§ **What this task involves**
Return the entries verbatim and drop every picture.

§ **Supplied data**
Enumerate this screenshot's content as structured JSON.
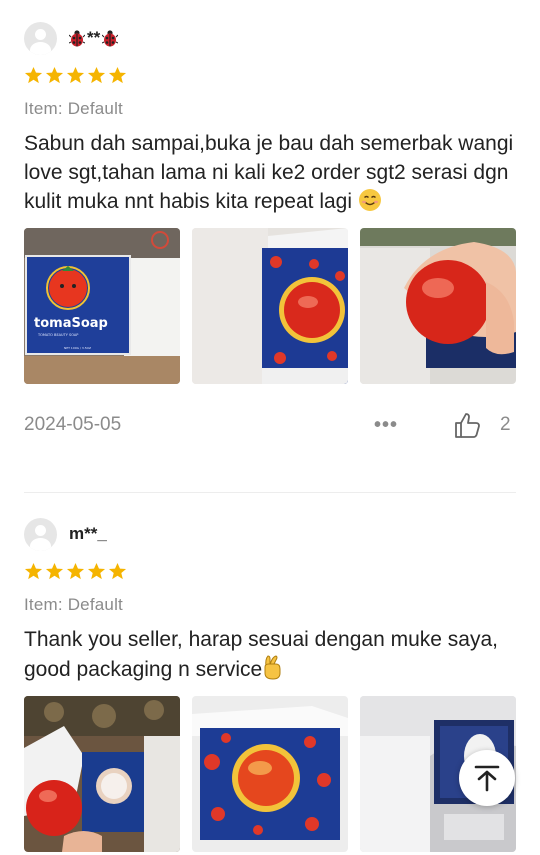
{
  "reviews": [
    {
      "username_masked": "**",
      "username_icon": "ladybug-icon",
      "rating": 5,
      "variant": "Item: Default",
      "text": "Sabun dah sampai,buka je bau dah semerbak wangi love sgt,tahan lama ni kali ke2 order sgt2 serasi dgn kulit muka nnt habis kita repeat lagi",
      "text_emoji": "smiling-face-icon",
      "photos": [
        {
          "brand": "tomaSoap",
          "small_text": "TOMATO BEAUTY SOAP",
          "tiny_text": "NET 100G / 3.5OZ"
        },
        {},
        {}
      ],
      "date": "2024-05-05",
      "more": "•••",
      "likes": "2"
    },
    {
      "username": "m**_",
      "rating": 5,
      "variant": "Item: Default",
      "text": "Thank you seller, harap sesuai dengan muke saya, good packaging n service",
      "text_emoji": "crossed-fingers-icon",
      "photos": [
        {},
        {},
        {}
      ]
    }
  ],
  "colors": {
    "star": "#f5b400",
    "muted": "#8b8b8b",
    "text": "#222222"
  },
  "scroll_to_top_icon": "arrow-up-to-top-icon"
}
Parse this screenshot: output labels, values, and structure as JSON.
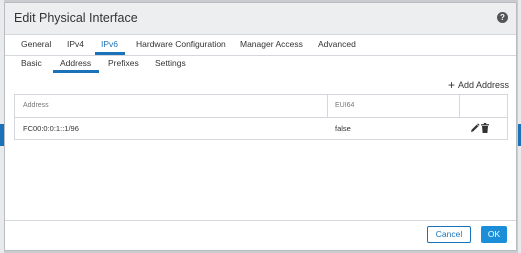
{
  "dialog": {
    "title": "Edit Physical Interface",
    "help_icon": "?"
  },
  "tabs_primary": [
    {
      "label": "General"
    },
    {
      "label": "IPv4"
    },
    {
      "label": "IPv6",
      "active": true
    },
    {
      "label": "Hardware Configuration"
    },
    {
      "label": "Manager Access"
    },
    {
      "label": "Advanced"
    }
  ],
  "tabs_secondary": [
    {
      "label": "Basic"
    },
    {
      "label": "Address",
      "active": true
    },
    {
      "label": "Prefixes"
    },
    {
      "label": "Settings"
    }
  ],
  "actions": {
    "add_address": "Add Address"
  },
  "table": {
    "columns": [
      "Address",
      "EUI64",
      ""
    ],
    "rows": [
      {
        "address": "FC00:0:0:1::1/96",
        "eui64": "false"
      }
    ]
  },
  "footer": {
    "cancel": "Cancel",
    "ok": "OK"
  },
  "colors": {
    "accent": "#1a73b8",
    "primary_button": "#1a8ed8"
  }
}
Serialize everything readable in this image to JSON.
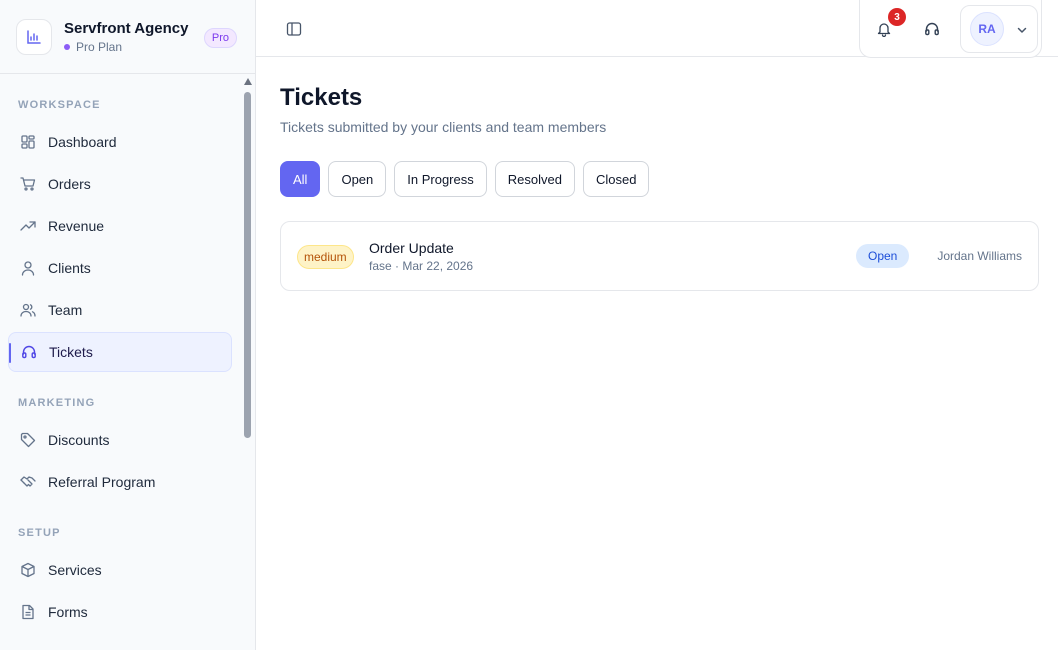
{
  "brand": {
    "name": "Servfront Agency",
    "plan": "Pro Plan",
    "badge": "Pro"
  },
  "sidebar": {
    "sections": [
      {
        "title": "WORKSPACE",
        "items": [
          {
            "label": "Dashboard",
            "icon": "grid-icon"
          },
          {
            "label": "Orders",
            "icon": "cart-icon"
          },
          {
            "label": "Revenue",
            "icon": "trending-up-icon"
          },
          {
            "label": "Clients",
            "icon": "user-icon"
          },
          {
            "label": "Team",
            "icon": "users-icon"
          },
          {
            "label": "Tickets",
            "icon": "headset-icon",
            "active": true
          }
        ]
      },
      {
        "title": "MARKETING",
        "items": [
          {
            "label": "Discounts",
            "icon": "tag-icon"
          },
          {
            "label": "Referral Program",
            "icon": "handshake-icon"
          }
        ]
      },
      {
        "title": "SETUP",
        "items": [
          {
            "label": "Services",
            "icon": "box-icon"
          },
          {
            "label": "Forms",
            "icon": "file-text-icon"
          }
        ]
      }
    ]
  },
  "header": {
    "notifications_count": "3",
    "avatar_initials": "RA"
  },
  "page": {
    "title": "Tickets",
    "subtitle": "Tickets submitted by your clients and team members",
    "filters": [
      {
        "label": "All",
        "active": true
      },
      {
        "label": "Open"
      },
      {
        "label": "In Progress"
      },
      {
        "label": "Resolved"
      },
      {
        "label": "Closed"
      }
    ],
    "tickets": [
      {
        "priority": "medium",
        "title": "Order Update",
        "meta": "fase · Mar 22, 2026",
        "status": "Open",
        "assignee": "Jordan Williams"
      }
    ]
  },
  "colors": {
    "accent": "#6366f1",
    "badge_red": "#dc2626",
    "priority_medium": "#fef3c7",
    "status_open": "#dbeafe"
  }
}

§ **Answer**
Enumerate this screenshot's content as structured JSON.
{
  "reviews": [
    {
      "username_masked": "**",
      "username_icon": "ladybug-icon",
      "rating": 5,
      "variant": "Item: Default",
      "text": "Sabun dah sampai,buka je bau dah semerbak wangi love sgt,tahan lama ni kali ke2 order sgt2 serasi dgn kulit muka nnt habis kita repeat lagi",
      "text_emoji": "smiling-face-icon",
      "photos": [
        {
          "brand": "tomaSoap",
          "small_text": "TOMATO BEAUTY SOAP",
          "tiny_text": "NET 100G / 3.5OZ"
        },
        {},
        {}
      ],
      "date": "2024-05-05",
      "more": "•••",
      "likes": "2"
    },
    {
      "username": "m**_",
      "rating": 5,
      "variant": "Item: Default",
      "text": "Thank you seller, harap sesuai dengan muke saya, good packaging n service",
      "text_emoji": "crossed-fingers-icon",
      "photos": [
        {},
        {},
        {}
      ]
    }
  ],
  "colors": {
    "star": "#f5b400",
    "muted": "#8b8b8b",
    "text": "#222222"
  },
  "scroll_to_top_icon": "arrow-up-to-top-icon"
}
Parse this screenshot: output labels, values, and structure as JSON.
{
  "dialog": {
    "title": "Edit Physical Interface",
    "help_icon": "?"
  },
  "tabs_primary": [
    {
      "label": "General"
    },
    {
      "label": "IPv4"
    },
    {
      "label": "IPv6",
      "active": true
    },
    {
      "label": "Hardware Configuration"
    },
    {
      "label": "Manager Access"
    },
    {
      "label": "Advanced"
    }
  ],
  "tabs_secondary": [
    {
      "label": "Basic"
    },
    {
      "label": "Address",
      "active": true
    },
    {
      "label": "Prefixes"
    },
    {
      "label": "Settings"
    }
  ],
  "actions": {
    "add_address": "Add Address"
  },
  "table": {
    "columns": [
      "Address",
      "EUI64",
      ""
    ],
    "rows": [
      {
        "address": "FC00:0:0:1::1/96",
        "eui64": "false"
      }
    ]
  },
  "footer": {
    "cancel": "Cancel",
    "ok": "OK"
  },
  "colors": {
    "accent": "#1a73b8",
    "primary_button": "#1a8ed8"
  }
}
Serialize everything readable in this image to JSON.
{
  "brand": {
    "name": "Servfront Agency",
    "plan": "Pro Plan",
    "badge": "Pro"
  },
  "sidebar": {
    "sections": [
      {
        "title": "WORKSPACE",
        "items": [
          {
            "label": "Dashboard",
            "icon": "grid-icon"
          },
          {
            "label": "Orders",
            "icon": "cart-icon"
          },
          {
            "label": "Revenue",
            "icon": "trending-up-icon"
          },
          {
            "label": "Clients",
            "icon": "user-icon"
          },
          {
            "label": "Team",
            "icon": "users-icon"
          },
          {
            "label": "Tickets",
            "icon": "headset-icon",
            "active": true
          }
        ]
      },
      {
        "title": "MARKETING",
        "items": [
          {
            "label": "Discounts",
            "icon": "tag-icon"
          },
          {
            "label": "Referral Program",
            "icon": "handshake-icon"
          }
        ]
      },
      {
        "title": "SETUP",
        "items": [
          {
            "label": "Services",
            "icon": "box-icon"
          },
          {
            "label": "Forms",
            "icon": "file-text-icon"
          }
        ]
      }
    ]
  },
  "header": {
    "notifications_count": "3",
    "avatar_initials": "RA"
  },
  "page": {
    "title": "Tickets",
    "subtitle": "Tickets submitted by your clients and team members",
    "filters": [
      {
        "label": "All",
        "active": true
      },
      {
        "label": "Open"
      },
      {
        "label": "In Progress"
      },
      {
        "label": "Resolved"
      },
      {
        "label": "Closed"
      }
    ],
    "tickets": [
      {
        "priority": "medium",
        "title": "Order Update",
        "meta": "fase · Mar 22, 2026",
        "status": "Open",
        "assignee": "Jordan Williams"
      }
    ]
  },
  "colors": {
    "accent": "#6366f1",
    "badge_red": "#dc2626",
    "priority_medium": "#fef3c7",
    "status_open": "#dbeafe"
  }
}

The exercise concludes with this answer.